• [What the task asks]:
Examine the records and identify each line that includes the string "Cancelled". Copy those lines.

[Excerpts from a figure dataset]
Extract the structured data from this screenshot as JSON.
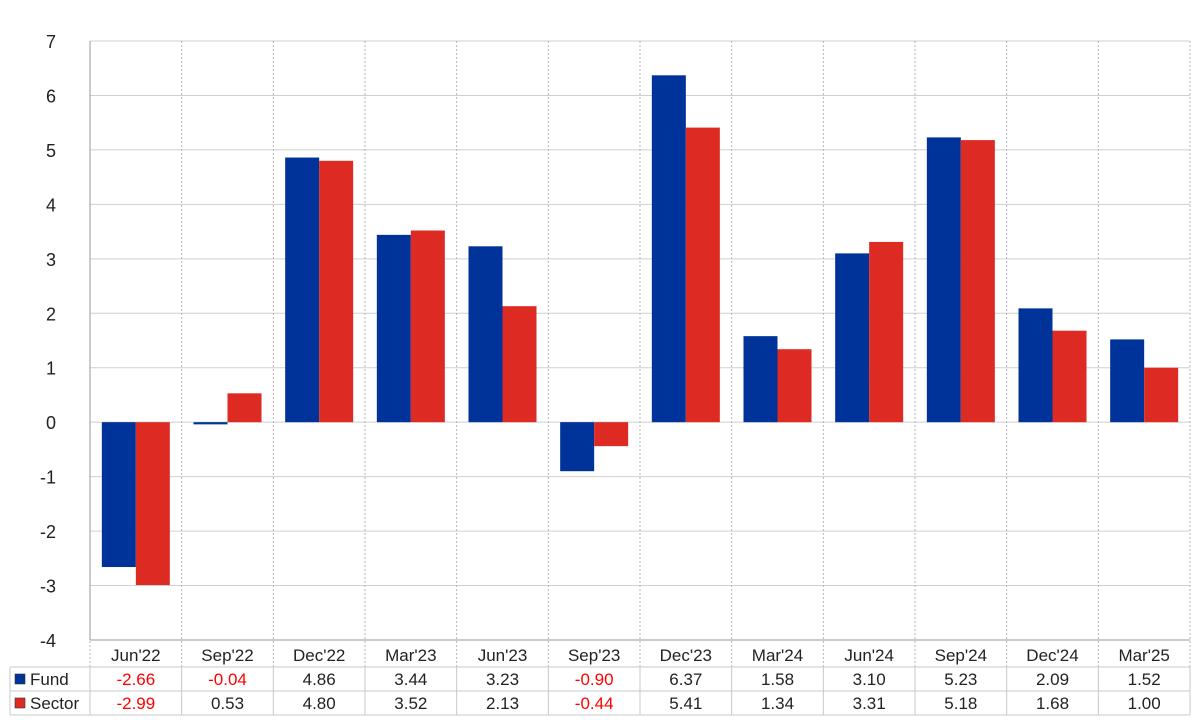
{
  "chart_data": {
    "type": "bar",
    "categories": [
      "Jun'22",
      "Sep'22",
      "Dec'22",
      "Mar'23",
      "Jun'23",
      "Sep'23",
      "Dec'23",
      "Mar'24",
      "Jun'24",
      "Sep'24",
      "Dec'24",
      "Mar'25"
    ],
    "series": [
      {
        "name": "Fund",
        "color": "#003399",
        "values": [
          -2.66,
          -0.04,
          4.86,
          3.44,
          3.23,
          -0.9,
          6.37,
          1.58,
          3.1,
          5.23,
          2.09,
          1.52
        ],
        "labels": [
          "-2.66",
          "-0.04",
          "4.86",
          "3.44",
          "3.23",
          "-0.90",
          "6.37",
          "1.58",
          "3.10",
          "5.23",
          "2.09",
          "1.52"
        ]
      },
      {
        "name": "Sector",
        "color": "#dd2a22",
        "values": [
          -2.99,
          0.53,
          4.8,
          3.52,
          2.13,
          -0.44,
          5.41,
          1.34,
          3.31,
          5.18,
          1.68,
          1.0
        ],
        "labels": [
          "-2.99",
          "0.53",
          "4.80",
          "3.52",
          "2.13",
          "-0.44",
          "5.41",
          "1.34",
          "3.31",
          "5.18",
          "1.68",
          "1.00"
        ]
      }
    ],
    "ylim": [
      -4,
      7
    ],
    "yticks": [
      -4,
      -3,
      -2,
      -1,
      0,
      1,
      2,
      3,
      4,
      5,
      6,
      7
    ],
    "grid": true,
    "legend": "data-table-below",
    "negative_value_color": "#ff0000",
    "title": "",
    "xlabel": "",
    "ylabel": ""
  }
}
...
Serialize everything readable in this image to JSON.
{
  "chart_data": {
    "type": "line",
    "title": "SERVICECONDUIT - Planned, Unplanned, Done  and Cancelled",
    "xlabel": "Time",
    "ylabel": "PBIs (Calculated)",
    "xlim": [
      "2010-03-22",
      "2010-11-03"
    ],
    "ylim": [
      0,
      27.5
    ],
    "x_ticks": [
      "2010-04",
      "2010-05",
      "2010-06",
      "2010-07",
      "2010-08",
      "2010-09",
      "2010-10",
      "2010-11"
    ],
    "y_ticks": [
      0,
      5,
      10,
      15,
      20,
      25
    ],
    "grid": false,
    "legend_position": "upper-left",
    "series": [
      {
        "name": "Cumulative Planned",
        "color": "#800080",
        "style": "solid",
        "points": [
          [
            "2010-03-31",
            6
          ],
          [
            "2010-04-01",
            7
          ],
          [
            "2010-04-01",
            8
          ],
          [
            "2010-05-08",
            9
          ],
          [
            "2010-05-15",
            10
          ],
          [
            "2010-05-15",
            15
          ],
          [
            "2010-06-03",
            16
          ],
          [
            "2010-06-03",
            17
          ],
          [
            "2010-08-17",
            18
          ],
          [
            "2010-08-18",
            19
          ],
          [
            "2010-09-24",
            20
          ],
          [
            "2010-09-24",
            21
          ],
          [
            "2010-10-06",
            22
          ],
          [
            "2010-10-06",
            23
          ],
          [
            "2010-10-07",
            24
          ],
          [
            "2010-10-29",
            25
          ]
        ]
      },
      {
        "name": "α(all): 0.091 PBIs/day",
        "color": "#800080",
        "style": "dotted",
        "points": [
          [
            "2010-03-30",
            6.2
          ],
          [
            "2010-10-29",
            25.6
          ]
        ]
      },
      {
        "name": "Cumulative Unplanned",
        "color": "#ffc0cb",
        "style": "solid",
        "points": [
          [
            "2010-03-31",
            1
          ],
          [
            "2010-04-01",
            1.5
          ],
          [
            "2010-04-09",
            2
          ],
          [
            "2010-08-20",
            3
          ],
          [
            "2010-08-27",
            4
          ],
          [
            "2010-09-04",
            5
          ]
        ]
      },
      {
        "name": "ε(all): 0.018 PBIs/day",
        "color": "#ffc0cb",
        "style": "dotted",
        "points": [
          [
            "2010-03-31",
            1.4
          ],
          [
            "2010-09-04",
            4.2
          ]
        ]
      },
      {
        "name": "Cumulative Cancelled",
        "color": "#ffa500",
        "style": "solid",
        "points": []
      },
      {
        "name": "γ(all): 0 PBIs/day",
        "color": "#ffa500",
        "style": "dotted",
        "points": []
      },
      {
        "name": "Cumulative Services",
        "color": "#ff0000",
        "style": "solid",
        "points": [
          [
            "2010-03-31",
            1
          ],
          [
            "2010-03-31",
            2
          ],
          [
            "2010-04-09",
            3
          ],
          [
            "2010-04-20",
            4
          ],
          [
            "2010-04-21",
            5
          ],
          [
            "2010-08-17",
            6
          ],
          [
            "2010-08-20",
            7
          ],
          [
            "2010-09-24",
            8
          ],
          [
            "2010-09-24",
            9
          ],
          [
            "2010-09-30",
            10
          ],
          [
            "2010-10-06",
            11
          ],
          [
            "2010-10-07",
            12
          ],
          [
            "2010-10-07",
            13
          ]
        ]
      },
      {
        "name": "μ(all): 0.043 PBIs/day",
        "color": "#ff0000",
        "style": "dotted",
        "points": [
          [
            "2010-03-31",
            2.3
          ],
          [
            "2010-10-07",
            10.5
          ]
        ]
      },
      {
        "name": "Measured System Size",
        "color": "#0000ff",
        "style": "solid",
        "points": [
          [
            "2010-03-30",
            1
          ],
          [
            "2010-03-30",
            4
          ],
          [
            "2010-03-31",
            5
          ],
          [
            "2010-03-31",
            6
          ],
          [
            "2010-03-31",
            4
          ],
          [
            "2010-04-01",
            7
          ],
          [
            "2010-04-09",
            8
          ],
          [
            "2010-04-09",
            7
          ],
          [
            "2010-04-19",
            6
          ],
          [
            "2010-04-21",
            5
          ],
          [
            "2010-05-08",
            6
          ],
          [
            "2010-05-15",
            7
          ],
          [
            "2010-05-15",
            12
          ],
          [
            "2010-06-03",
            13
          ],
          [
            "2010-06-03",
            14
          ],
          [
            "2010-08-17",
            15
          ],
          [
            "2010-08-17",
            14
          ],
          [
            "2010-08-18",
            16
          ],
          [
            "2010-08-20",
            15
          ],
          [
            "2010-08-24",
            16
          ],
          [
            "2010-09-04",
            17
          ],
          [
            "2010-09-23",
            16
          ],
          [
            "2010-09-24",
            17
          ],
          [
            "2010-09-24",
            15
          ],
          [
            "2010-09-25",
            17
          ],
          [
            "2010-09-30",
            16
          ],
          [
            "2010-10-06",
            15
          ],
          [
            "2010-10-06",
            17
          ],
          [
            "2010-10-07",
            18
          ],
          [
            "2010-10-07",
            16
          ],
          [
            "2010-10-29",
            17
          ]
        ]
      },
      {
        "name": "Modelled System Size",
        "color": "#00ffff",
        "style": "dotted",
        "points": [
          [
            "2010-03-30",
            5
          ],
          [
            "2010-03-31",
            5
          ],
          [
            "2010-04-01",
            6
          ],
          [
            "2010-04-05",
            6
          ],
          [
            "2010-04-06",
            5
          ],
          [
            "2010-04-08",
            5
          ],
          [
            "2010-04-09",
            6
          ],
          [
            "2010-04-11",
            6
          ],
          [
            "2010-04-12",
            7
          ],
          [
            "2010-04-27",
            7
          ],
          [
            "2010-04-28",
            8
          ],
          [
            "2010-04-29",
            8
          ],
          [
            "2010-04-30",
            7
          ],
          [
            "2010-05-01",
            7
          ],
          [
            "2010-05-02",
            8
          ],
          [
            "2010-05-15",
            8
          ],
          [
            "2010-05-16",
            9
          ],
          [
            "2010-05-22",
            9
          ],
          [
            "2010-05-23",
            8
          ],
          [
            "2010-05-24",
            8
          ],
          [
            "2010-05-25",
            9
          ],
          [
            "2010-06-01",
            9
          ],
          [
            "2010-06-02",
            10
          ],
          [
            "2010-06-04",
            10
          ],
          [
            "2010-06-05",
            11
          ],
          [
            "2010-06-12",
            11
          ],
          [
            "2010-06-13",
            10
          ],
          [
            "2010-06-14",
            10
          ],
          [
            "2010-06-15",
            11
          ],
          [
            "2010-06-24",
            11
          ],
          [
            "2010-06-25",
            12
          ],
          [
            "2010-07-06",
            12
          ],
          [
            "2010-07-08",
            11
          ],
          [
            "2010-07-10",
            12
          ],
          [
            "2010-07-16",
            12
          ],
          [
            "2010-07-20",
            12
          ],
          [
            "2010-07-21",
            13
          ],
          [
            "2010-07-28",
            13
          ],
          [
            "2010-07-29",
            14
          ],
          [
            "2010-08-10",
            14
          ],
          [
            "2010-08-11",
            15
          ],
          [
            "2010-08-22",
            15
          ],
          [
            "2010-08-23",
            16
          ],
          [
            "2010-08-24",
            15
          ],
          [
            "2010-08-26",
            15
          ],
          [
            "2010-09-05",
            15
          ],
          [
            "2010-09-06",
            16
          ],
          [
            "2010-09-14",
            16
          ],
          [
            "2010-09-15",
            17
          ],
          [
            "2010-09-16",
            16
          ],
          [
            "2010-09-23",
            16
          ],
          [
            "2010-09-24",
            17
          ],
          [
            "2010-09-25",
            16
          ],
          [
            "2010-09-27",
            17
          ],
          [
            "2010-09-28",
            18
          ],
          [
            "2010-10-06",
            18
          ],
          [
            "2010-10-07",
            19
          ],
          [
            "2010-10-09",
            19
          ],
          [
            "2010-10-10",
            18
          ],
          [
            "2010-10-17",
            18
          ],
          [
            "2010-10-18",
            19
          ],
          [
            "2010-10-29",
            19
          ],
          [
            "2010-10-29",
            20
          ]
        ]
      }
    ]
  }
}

• [Exercise output]:
    "title": "SERVICECONDUIT - Planned, Unplanned, Done  and Cancelled",
        "name": "Cumulative Cancelled",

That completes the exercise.